* START EXERCISE MATERIAL *
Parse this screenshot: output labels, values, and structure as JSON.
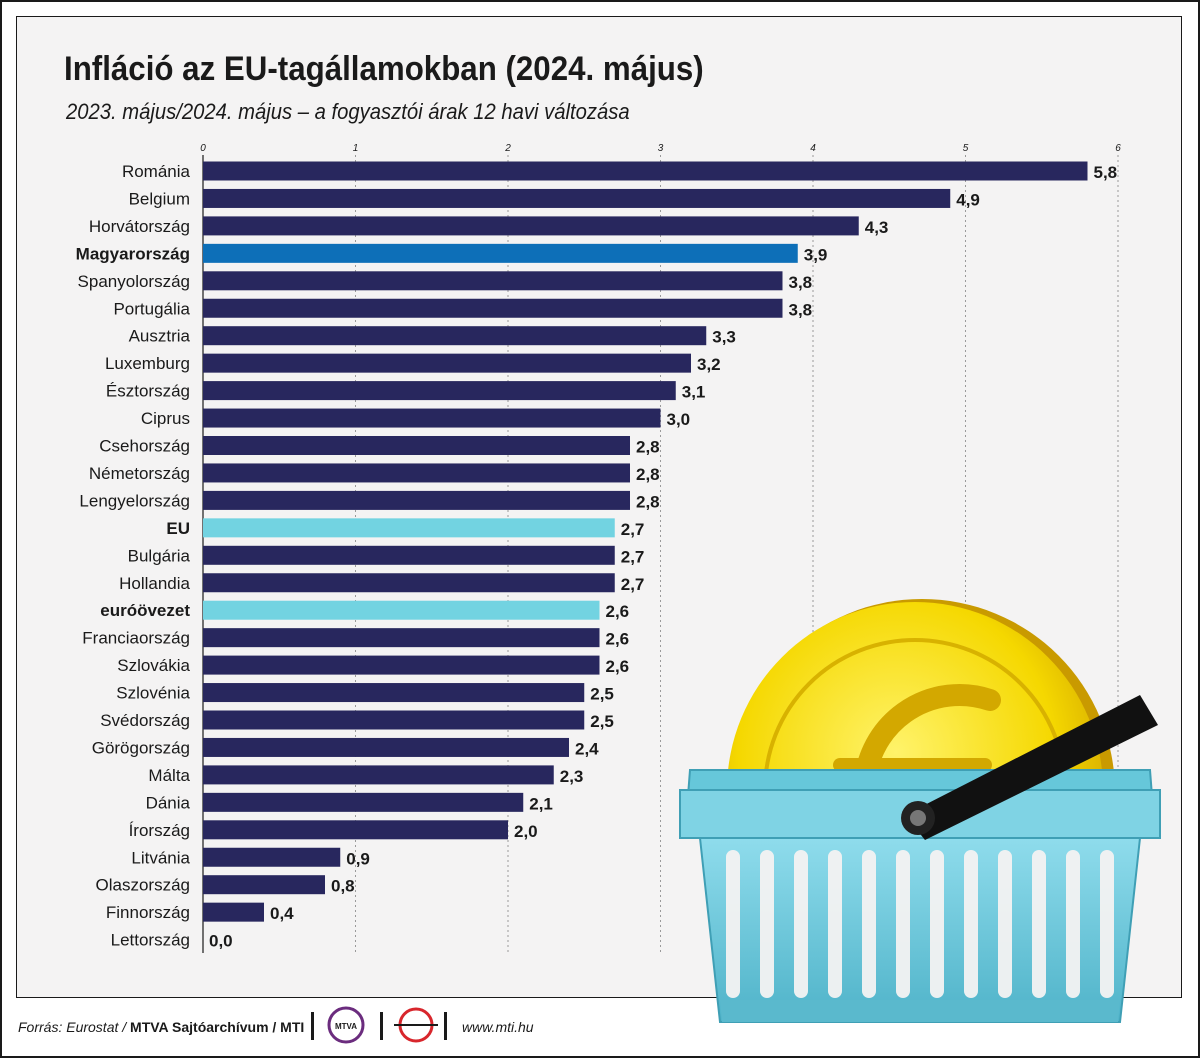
{
  "header": {
    "title": "Infláció az EU-tagállamokban (2024. május)",
    "subtitle": "2023. május/2024. május – a fogyasztói árak 12 havi változása"
  },
  "chart_data": {
    "type": "bar",
    "orientation": "horizontal",
    "xlim": [
      0,
      6
    ],
    "ticks": [
      "0",
      "1",
      "2",
      "3",
      "4",
      "5",
      "6"
    ],
    "grid": true,
    "categories": [
      "Románia",
      "Belgium",
      "Horvátország",
      "Magyarország",
      "Spanyolország",
      "Portugália",
      "Ausztria",
      "Luxemburg",
      "Észtország",
      "Ciprus",
      "Csehország",
      "Németország",
      "Lengyelország",
      "EU",
      "Bulgária",
      "Hollandia",
      "euróövezet",
      "Franciaország",
      "Szlovákia",
      "Szlovénia",
      "Svédország",
      "Görögország",
      "Málta",
      "Dánia",
      "Írország",
      "Litvánia",
      "Olaszország",
      "Finnország",
      "Lettország"
    ],
    "values": [
      5.8,
      4.9,
      4.3,
      3.9,
      3.8,
      3.8,
      3.3,
      3.2,
      3.1,
      3.0,
      2.8,
      2.8,
      2.8,
      2.7,
      2.7,
      2.7,
      2.6,
      2.6,
      2.6,
      2.5,
      2.5,
      2.4,
      2.3,
      2.1,
      2.0,
      0.9,
      0.8,
      0.4,
      0.0
    ],
    "value_labels": [
      "5,8",
      "4,9",
      "4,3",
      "3,9",
      "3,8",
      "3,8",
      "3,3",
      "3,2",
      "3,1",
      "3,0",
      "2,8",
      "2,8",
      "2,8",
      "2,7",
      "2,7",
      "2,7",
      "2,6",
      "2,6",
      "2,6",
      "2,5",
      "2,5",
      "2,4",
      "2,3",
      "2,1",
      "2,0",
      "0,9",
      "0,8",
      "0,4",
      "0,0"
    ],
    "highlight_bold": [
      "Magyarország",
      "EU",
      "euróövezet"
    ],
    "colors": {
      "default": "#28275e",
      "Magyarország": "#0d6fb8",
      "EU": "#72d3e1",
      "euróövezet": "#72d3e1",
      "grid": "#9a9a9a"
    }
  },
  "illustration": {
    "icon": "shopping-basket-with-euro-coin-icon",
    "colors": {
      "basket": "#73cde0",
      "coin": "#f5d800",
      "handle": "#111111"
    }
  },
  "footer": {
    "source_prefix": "Forrás: Eurostat / ",
    "source_bold": "MTVA Sajtóarchívum / MTI",
    "mtva_logo_text": "MTVA",
    "url": "www.mti.hu"
  }
}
* END EXERCISE MATERIAL *
• [REQUIREMENTS]:
Make an exact copy of the whole listing, but don't bring over any pictures.

• [EXERCISE SOLUTION]:
Parse this screenshot: output labels, values, and structure as JSON.
{
  "header": {
    "title": "Infláció az EU-tagállamokban (2024. május)",
    "subtitle": "2023. május/2024. május – a fogyasztói árak 12 havi változása"
  },
  "chart_data": {
    "type": "bar",
    "orientation": "horizontal",
    "xlim": [
      0,
      6
    ],
    "ticks": [
      "0",
      "1",
      "2",
      "3",
      "4",
      "5",
      "6"
    ],
    "grid": true,
    "categories": [
      "Románia",
      "Belgium",
      "Horvátország",
      "Magyarország",
      "Spanyolország",
      "Portugália",
      "Ausztria",
      "Luxemburg",
      "Észtország",
      "Ciprus",
      "Csehország",
      "Németország",
      "Lengyelország",
      "EU",
      "Bulgária",
      "Hollandia",
      "euróövezet",
      "Franciaország",
      "Szlovákia",
      "Szlovénia",
      "Svédország",
      "Görögország",
      "Málta",
      "Dánia",
      "Írország",
      "Litvánia",
      "Olaszország",
      "Finnország",
      "Lettország"
    ],
    "values": [
      5.8,
      4.9,
      4.3,
      3.9,
      3.8,
      3.8,
      3.3,
      3.2,
      3.1,
      3.0,
      2.8,
      2.8,
      2.8,
      2.7,
      2.7,
      2.7,
      2.6,
      2.6,
      2.6,
      2.5,
      2.5,
      2.4,
      2.3,
      2.1,
      2.0,
      0.9,
      0.8,
      0.4,
      0.0
    ],
    "value_labels": [
      "5,8",
      "4,9",
      "4,3",
      "3,9",
      "3,8",
      "3,8",
      "3,3",
      "3,2",
      "3,1",
      "3,0",
      "2,8",
      "2,8",
      "2,8",
      "2,7",
      "2,7",
      "2,7",
      "2,6",
      "2,6",
      "2,6",
      "2,5",
      "2,5",
      "2,4",
      "2,3",
      "2,1",
      "2,0",
      "0,9",
      "0,8",
      "0,4",
      "0,0"
    ],
    "highlight_bold": [
      "Magyarország",
      "EU",
      "euróövezet"
    ],
    "colors": {
      "default": "#28275e",
      "Magyarország": "#0d6fb8",
      "EU": "#72d3e1",
      "euróövezet": "#72d3e1",
      "grid": "#9a9a9a"
    }
  },
  "illustration": {
    "icon": "shopping-basket-with-euro-coin-icon",
    "colors": {
      "basket": "#73cde0",
      "coin": "#f5d800",
      "handle": "#111111"
    }
  },
  "footer": {
    "source_prefix": "Forrás: Eurostat / ",
    "source_bold": "MTVA Sajtóarchívum / MTI",
    "mtva_logo_text": "MTVA",
    "url": "www.mti.hu"
  }
}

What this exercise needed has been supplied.